→ **Instruction**
Repeat the material below exactly, line for line.

→ **Source material**

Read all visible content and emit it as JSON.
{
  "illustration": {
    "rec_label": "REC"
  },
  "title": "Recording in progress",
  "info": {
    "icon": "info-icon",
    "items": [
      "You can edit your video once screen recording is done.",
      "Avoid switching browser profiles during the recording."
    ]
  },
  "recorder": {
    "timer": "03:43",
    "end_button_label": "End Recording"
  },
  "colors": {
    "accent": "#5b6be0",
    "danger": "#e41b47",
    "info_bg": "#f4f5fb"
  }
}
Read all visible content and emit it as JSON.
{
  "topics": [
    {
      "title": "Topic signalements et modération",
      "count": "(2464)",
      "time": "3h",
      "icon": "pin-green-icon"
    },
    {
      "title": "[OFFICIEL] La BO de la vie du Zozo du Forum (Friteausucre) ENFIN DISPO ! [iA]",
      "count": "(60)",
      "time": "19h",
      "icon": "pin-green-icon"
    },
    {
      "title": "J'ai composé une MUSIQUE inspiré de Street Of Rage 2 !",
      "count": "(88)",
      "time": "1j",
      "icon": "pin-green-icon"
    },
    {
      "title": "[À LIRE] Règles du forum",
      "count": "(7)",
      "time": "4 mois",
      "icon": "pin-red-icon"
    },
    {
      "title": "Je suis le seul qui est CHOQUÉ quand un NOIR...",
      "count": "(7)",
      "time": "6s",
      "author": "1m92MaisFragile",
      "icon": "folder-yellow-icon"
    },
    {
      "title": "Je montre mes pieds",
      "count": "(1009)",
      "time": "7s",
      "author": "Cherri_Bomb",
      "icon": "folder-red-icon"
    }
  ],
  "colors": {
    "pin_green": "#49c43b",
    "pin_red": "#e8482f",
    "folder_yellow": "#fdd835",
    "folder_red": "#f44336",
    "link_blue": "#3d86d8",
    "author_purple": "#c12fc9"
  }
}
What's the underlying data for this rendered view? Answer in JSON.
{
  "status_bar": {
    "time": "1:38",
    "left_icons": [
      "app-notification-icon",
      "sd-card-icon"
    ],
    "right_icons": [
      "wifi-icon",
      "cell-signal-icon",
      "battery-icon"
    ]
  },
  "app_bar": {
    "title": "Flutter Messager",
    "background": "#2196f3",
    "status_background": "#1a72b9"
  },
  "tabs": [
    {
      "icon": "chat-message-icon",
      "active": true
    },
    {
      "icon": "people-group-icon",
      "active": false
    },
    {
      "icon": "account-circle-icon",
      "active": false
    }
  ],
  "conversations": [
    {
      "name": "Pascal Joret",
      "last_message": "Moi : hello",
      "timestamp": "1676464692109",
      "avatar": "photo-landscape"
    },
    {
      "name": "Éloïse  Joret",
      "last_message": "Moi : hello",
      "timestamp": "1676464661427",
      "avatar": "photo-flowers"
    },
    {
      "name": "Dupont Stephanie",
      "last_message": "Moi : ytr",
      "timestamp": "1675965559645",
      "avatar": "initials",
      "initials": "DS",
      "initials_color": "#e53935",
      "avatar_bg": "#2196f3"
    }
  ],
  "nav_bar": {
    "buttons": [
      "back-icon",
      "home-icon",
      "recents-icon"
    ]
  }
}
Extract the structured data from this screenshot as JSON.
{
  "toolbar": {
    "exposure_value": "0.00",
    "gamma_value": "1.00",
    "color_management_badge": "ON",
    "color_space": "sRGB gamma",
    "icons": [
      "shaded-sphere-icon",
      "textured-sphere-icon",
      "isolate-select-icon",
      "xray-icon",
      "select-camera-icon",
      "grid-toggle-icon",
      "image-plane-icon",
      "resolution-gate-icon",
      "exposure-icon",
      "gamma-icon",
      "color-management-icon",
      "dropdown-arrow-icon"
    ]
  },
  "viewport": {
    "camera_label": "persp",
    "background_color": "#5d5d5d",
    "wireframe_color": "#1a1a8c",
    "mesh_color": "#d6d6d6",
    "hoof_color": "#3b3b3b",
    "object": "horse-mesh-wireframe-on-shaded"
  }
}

→ **Task answer**
Read all visible content and emit it as JSON.
{
  "illustration": {
    "rec_label": "REC"
  },
  "title": "Recording in progress",
  "info": {
    "icon": "info-icon",
    "items": [
      "You can edit your video once screen recording is done.",
      "Avoid switching browser profiles during the recording."
    ]
  },
  "recorder": {
    "timer": "03:43",
    "end_button_label": "End Recording"
  },
  "colors": {
    "accent": "#5b6be0",
    "danger": "#e41b47",
    "info_bg": "#f4f5fb"
  }
}
Read all visible content and emit it as JSON.
{
  "topics": [
    {
      "title": "Topic signalements et modération",
      "count": "(2464)",
      "time": "3h",
      "icon": "pin-green-icon"
    },
    {
      "title": "[OFFICIEL] La BO de la vie du Zozo du Forum (Friteausucre) ENFIN DISPO ! [iA]",
      "count": "(60)",
      "time": "19h",
      "icon": "pin-green-icon"
    },
    {
      "title": "J'ai composé une MUSIQUE inspiré de Street Of Rage 2 !",
      "count": "(88)",
      "time": "1j",
      "icon": "pin-green-icon"
    },
    {
      "title": "[À LIRE] Règles du forum",
      "count": "(7)",
      "time": "4 mois",
      "icon": "pin-red-icon"
    },
    {
      "title": "Je suis le seul qui est CHOQUÉ quand un NOIR...",
      "count": "(7)",
      "time": "6s",
      "author": "1m92MaisFragile",
      "icon": "folder-yellow-icon"
    },
    {
      "title": "Je montre mes pieds",
      "count": "(1009)",
      "time": "7s",
      "author": "Cherri_Bomb",
      "icon": "folder-red-icon"
    }
  ],
  "colors": {
    "pin_green": "#49c43b",
    "pin_red": "#e8482f",
    "folder_yellow": "#fdd835",
    "folder_red": "#f44336",
    "link_blue": "#3d86d8",
    "author_purple": "#c12fc9"
  }
}
What's the underlying data for this rendered view? Answer in JSON.
{
  "status_bar": {
    "time": "1:38",
    "left_icons": [
      "app-notification-icon",
      "sd-card-icon"
    ],
    "right_icons": [
      "wifi-icon",
      "cell-signal-icon",
      "battery-icon"
    ]
  },
  "app_bar": {
    "title": "Flutter Messager",
    "background": "#2196f3",
    "status_background": "#1a72b9"
  },
  "tabs": [
    {
      "icon": "chat-message-icon",
      "active": true
    },
    {
      "icon": "people-group-icon",
      "active": false
    },
    {
      "icon": "account-circle-icon",
      "active": false
    }
  ],
  "conversations": [
    {
      "name": "Pascal Joret",
      "last_message": "Moi : hello",
      "timestamp": "1676464692109",
      "avatar": "photo-landscape"
    },
    {
      "name": "Éloïse  Joret",
      "last_message": "Moi : hello",
      "timestamp": "1676464661427",
      "avatar": "photo-flowers"
    },
    {
      "name": "Dupont Stephanie",
      "last_message": "Moi : ytr",
      "timestamp": "1675965559645",
      "avatar": "initials",
      "initials": "DS",
      "initials_color": "#e53935",
      "avatar_bg": "#2196f3"
    }
  ],
  "nav_bar": {
    "buttons": [
      "back-icon",
      "home-icon",
      "recents-icon"
    ]
  }
}
Extract the structured data from this screenshot as JSON.
{
  "toolbar": {
    "exposure_value": "0.00",
    "gamma_value": "1.00",
    "color_management_badge": "ON",
    "color_space": "sRGB gamma",
    "icons": [
      "shaded-sphere-icon",
      "textured-sphere-icon",
      "isolate-select-icon",
      "xray-icon",
      "select-camera-icon",
      "grid-toggle-icon",
      "image-plane-icon",
      "resolution-gate-icon",
      "exposure-icon",
      "gamma-icon",
      "color-management-icon",
      "dropdown-arrow-icon"
    ]
  },
  "viewport": {
    "camera_label": "persp",
    "background_color": "#5d5d5d",
    "wireframe_color": "#1a1a8c",
    "mesh_color": "#d6d6d6",
    "hoof_color": "#3b3b3b",
    "object": "horse-mesh-wireframe-on-shaded"
  }
}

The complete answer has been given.